* [DIRECTION]:
Pictures should be excluded; otherwise, copy every entry exactly.

[Lines of data]
········

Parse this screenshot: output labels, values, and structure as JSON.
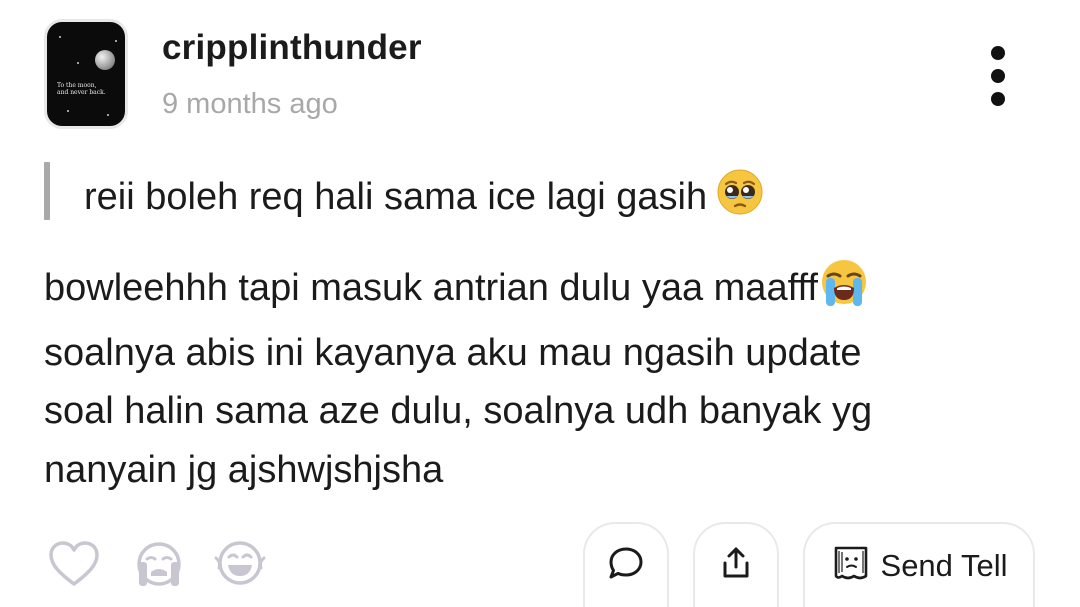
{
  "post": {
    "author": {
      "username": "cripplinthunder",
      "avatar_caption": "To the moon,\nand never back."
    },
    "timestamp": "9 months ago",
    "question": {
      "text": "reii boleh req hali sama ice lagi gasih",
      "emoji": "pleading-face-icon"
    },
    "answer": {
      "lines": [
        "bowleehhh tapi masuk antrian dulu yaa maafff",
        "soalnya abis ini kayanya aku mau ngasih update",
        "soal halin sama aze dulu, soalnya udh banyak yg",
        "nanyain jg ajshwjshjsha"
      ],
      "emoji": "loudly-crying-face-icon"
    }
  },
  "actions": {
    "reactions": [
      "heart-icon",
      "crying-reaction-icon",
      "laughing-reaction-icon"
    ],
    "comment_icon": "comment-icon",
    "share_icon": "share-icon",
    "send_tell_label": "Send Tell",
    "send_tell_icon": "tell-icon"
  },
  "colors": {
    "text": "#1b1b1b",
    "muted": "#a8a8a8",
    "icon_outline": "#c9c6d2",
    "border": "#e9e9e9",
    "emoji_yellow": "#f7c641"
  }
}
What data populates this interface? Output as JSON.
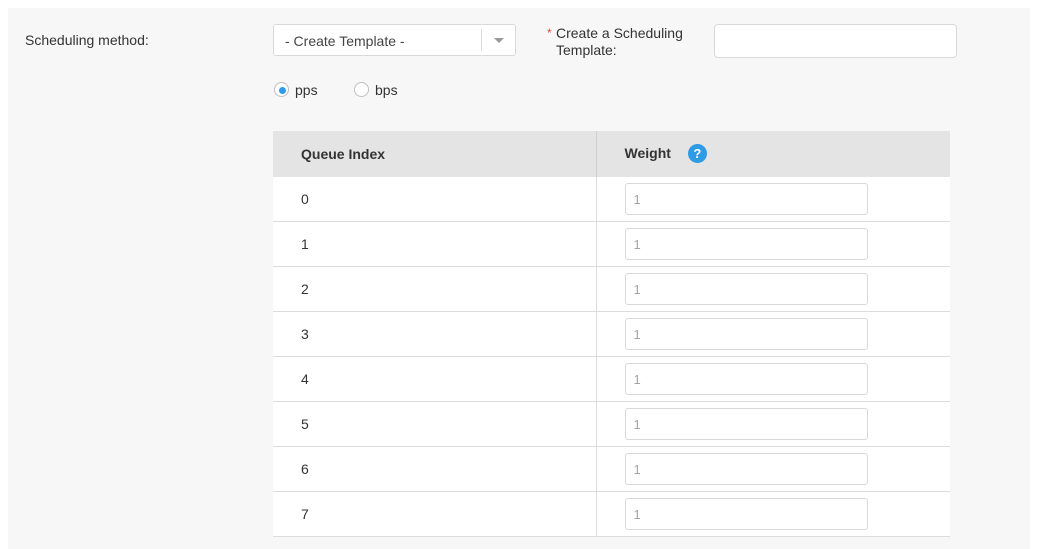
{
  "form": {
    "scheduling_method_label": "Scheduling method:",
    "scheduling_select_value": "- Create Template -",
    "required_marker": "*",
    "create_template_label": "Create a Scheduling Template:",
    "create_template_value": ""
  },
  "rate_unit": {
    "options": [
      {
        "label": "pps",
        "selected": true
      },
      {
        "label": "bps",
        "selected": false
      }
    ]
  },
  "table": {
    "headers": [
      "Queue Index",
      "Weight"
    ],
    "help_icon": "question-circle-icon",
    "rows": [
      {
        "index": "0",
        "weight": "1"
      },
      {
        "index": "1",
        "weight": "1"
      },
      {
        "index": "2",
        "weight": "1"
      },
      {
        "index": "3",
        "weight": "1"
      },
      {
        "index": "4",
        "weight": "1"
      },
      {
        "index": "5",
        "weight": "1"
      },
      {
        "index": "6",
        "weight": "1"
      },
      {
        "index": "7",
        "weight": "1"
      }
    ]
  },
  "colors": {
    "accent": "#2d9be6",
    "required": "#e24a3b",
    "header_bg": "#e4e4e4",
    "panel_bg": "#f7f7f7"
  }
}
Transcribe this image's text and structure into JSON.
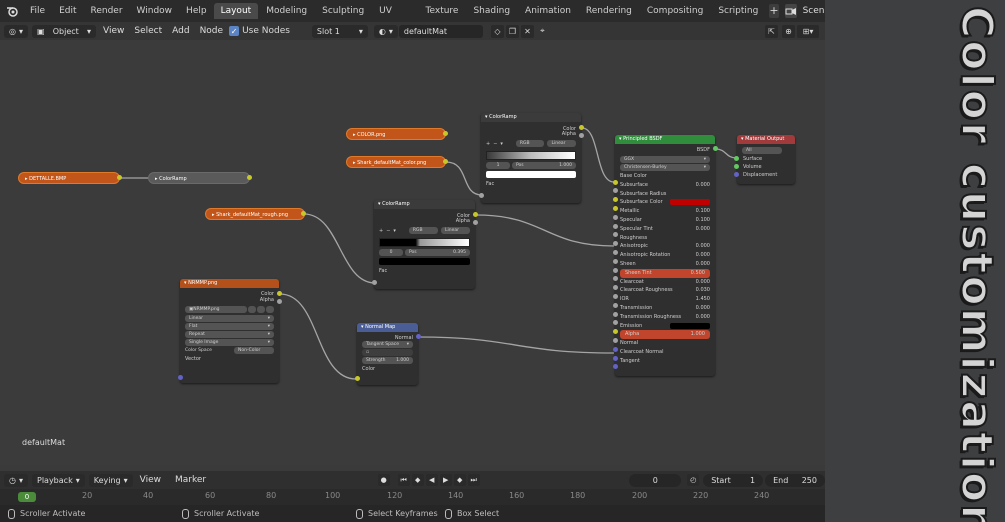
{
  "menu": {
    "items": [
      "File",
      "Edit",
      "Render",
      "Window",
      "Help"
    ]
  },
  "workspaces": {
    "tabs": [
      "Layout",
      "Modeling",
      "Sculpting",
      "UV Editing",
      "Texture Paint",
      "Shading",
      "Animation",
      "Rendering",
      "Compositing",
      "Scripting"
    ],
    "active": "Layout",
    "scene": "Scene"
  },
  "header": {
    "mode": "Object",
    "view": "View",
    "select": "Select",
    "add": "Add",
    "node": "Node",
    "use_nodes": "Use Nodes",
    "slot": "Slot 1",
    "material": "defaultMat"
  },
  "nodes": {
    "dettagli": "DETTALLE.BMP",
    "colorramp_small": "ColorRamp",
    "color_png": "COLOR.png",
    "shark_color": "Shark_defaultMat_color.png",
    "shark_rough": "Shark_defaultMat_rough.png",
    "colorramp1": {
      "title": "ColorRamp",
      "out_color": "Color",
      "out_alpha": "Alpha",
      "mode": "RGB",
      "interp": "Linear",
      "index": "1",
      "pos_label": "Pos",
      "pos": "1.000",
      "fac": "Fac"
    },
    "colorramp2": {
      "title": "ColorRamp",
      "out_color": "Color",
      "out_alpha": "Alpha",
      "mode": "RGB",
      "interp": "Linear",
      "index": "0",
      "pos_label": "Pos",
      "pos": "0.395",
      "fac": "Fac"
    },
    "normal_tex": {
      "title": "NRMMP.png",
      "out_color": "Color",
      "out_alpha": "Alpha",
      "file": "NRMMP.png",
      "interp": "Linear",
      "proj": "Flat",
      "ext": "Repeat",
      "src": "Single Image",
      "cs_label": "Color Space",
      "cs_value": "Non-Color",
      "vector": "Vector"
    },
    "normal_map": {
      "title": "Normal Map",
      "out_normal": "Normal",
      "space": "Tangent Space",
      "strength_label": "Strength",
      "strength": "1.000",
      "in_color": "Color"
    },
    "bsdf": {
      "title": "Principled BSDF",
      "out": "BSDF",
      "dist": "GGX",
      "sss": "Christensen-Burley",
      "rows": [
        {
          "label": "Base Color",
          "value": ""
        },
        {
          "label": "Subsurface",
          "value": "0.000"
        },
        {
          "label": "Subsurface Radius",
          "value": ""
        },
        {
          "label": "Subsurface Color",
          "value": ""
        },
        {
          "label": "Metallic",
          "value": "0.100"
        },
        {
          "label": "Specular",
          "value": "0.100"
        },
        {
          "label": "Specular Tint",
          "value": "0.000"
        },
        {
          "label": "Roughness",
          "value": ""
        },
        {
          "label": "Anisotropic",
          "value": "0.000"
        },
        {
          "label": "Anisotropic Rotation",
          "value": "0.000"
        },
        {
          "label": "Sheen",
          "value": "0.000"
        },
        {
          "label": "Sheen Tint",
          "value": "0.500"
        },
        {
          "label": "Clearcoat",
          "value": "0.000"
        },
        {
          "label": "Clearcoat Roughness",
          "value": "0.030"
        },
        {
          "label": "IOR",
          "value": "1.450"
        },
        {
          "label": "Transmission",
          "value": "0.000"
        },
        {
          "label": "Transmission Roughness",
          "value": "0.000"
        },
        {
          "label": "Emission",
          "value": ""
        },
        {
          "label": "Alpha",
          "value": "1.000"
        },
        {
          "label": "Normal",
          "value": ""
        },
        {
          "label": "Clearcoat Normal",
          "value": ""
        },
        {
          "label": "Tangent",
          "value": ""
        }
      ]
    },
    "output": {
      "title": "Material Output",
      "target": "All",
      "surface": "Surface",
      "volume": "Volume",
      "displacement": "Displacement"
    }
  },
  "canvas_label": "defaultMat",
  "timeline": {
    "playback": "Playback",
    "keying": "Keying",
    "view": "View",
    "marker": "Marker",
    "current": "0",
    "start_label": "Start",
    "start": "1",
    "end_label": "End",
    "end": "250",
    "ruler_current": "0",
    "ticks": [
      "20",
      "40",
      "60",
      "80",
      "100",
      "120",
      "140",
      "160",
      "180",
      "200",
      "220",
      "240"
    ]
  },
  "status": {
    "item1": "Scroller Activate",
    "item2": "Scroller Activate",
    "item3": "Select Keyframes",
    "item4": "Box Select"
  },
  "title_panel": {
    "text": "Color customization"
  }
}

········

* [SOLUTION FOR THIS PROBLEM]:
Parse this screenshot: output labels, values, and structure as JSON.
{
  "post": {
    "author": {
      "username": "cripplinthunder",
      "avatar_caption": "To the moon,\nand never back."
    },
    "timestamp": "9 months ago",
    "question": {
      "text": "reii boleh req hali sama ice lagi gasih",
      "emoji": "pleading-face-icon"
    },
    "answer": {
      "lines": [
        "bowleehhh tapi masuk antrian dulu yaa maafff",
        "soalnya abis ini kayanya aku mau ngasih update",
        "soal halin sama aze dulu, soalnya udh banyak yg",
        "nanyain jg ajshwjshjsha"
      ],
      "emoji": "loudly-crying-face-icon"
    }
  },
  "actions": {
    "reactions": [
      "heart-icon",
      "crying-reaction-icon",
      "laughing-reaction-icon"
    ],
    "comment_icon": "comment-icon",
    "share_icon": "share-icon",
    "send_tell_label": "Send Tell",
    "send_tell_icon": "tell-icon"
  },
  "colors": {
    "text": "#1b1b1b",
    "muted": "#a8a8a8",
    "icon_outline": "#c9c6d2",
    "border": "#e9e9e9",
    "emoji_yellow": "#f7c641"
  }
}
What data populates this interface? Output as JSON.
{
  "form": {
    "scheduling_method_label": "Scheduling method:",
    "scheduling_select_value": "- Create Template -",
    "required_marker": "*",
    "create_template_label": "Create a Scheduling Template:",
    "create_template_value": ""
  },
  "rate_unit": {
    "options": [
      {
        "label": "pps",
        "selected": true
      },
      {
        "label": "bps",
        "selected": false
      }
    ]
  },
  "table": {
    "headers": [
      "Queue Index",
      "Weight"
    ],
    "help_icon": "question-circle-icon",
    "rows": [
      {
        "index": "0",
        "weight": "1"
      },
      {
        "index": "1",
        "weight": "1"
      },
      {
        "index": "2",
        "weight": "1"
      },
      {
        "index": "3",
        "weight": "1"
      },
      {
        "index": "4",
        "weight": "1"
      },
      {
        "index": "5",
        "weight": "1"
      },
      {
        "index": "6",
        "weight": "1"
      },
      {
        "index": "7",
        "weight": "1"
      }
    ]
  },
  "colors": {
    "accent": "#2d9be6",
    "required": "#e24a3b",
    "header_bg": "#e4e4e4",
    "panel_bg": "#f7f7f7"
  }
}
Transcribe this image's text and structure into JSON.
{
  "menu": {
    "items": [
      "File",
      "Edit",
      "Render",
      "Window",
      "Help"
    ]
  },
  "workspaces": {
    "tabs": [
      "Layout",
      "Modeling",
      "Sculpting",
      "UV Editing",
      "Texture Paint",
      "Shading",
      "Animation",
      "Rendering",
      "Compositing",
      "Scripting"
    ],
    "active": "Layout",
    "scene": "Scene"
  },
  "header": {
    "mode": "Object",
    "view": "View",
    "select": "Select",
    "add": "Add",
    "node": "Node",
    "use_nodes": "Use Nodes",
    "slot": "Slot 1",
    "material": "defaultMat"
  },
  "nodes": {
    "dettagli": "DETTALLE.BMP",
    "colorramp_small": "ColorRamp",
    "color_png": "COLOR.png",
    "shark_color": "Shark_defaultMat_color.png",
    "shark_rough": "Shark_defaultMat_rough.png",
    "colorramp1": {
      "title": "ColorRamp",
      "out_color": "Color",
      "out_alpha": "Alpha",
      "mode": "RGB",
      "interp": "Linear",
      "index": "1",
      "pos_label": "Pos",
      "pos": "1.000",
      "fac": "Fac"
    },
    "colorramp2": {
      "title": "ColorRamp",
      "out_color": "Color",
      "out_alpha": "Alpha",
      "mode": "RGB",
      "interp": "Linear",
      "index": "0",
      "pos_label": "Pos",
      "pos": "0.395",
      "fac": "Fac"
    },
    "normal_tex": {
      "title": "NRMMP.png",
      "out_color": "Color",
      "out_alpha": "Alpha",
      "file": "NRMMP.png",
      "interp": "Linear",
      "proj": "Flat",
      "ext": "Repeat",
      "src": "Single Image",
      "cs_label": "Color Space",
      "cs_value": "Non-Color",
      "vector": "Vector"
    },
    "normal_map": {
      "title": "Normal Map",
      "out_normal": "Normal",
      "space": "Tangent Space",
      "strength_label": "Strength",
      "strength": "1.000",
      "in_color": "Color"
    },
    "bsdf": {
      "title": "Principled BSDF",
      "out": "BSDF",
      "dist": "GGX",
      "sss": "Christensen-Burley",
      "rows": [
        {
          "label": "Base Color",
          "value": ""
        },
        {
          "label": "Subsurface",
          "value": "0.000"
        },
        {
          "label": "Subsurface Radius",
          "value": ""
        },
        {
          "label": "Subsurface Color",
          "value": ""
        },
        {
          "label": "Metallic",
          "value": "0.100"
        },
        {
          "label": "Specular",
          "value": "0.100"
        },
        {
          "label": "Specular Tint",
          "value": "0.000"
        },
        {
          "label": "Roughness",
          "value": ""
        },
        {
          "label": "Anisotropic",
          "value": "0.000"
        },
        {
          "label": "Anisotropic Rotation",
          "value": "0.000"
        },
        {
          "label": "Sheen",
          "value": "0.000"
        },
        {
          "label": "Sheen Tint",
          "value": "0.500"
        },
        {
          "label": "Clearcoat",
          "value": "0.000"
        },
        {
          "label": "Clearcoat Roughness",
          "value": "0.030"
        },
        {
          "label": "IOR",
          "value": "1.450"
        },
        {
          "label": "Transmission",
          "value": "0.000"
        },
        {
          "label": "Transmission Roughness",
          "value": "0.000"
        },
        {
          "label": "Emission",
          "value": ""
        },
        {
          "label": "Alpha",
          "value": "1.000"
        },
        {
          "label": "Normal",
          "value": ""
        },
        {
          "label": "Clearcoat Normal",
          "value": ""
        },
        {
          "label": "Tangent",
          "value": ""
        }
      ]
    },
    "output": {
      "title": "Material Output",
      "target": "All",
      "surface": "Surface",
      "volume": "Volume",
      "displacement": "Displacement"
    }
  },
  "canvas_label": "defaultMat",
  "timeline": {
    "playback": "Playback",
    "keying": "Keying",
    "view": "View",
    "marker": "Marker",
    "current": "0",
    "start_label": "Start",
    "start": "1",
    "end_label": "End",
    "end": "250",
    "ruler_current": "0",
    "ticks": [
      "20",
      "40",
      "60",
      "80",
      "100",
      "120",
      "140",
      "160",
      "180",
      "200",
      "220",
      "240"
    ]
  },
  "status": {
    "item1": "Scroller Activate",
    "item2": "Scroller Activate",
    "item3": "Select Keyframes",
    "item4": "Box Select"
  },
  "title_panel": {
    "text": "Color customization"
  }
}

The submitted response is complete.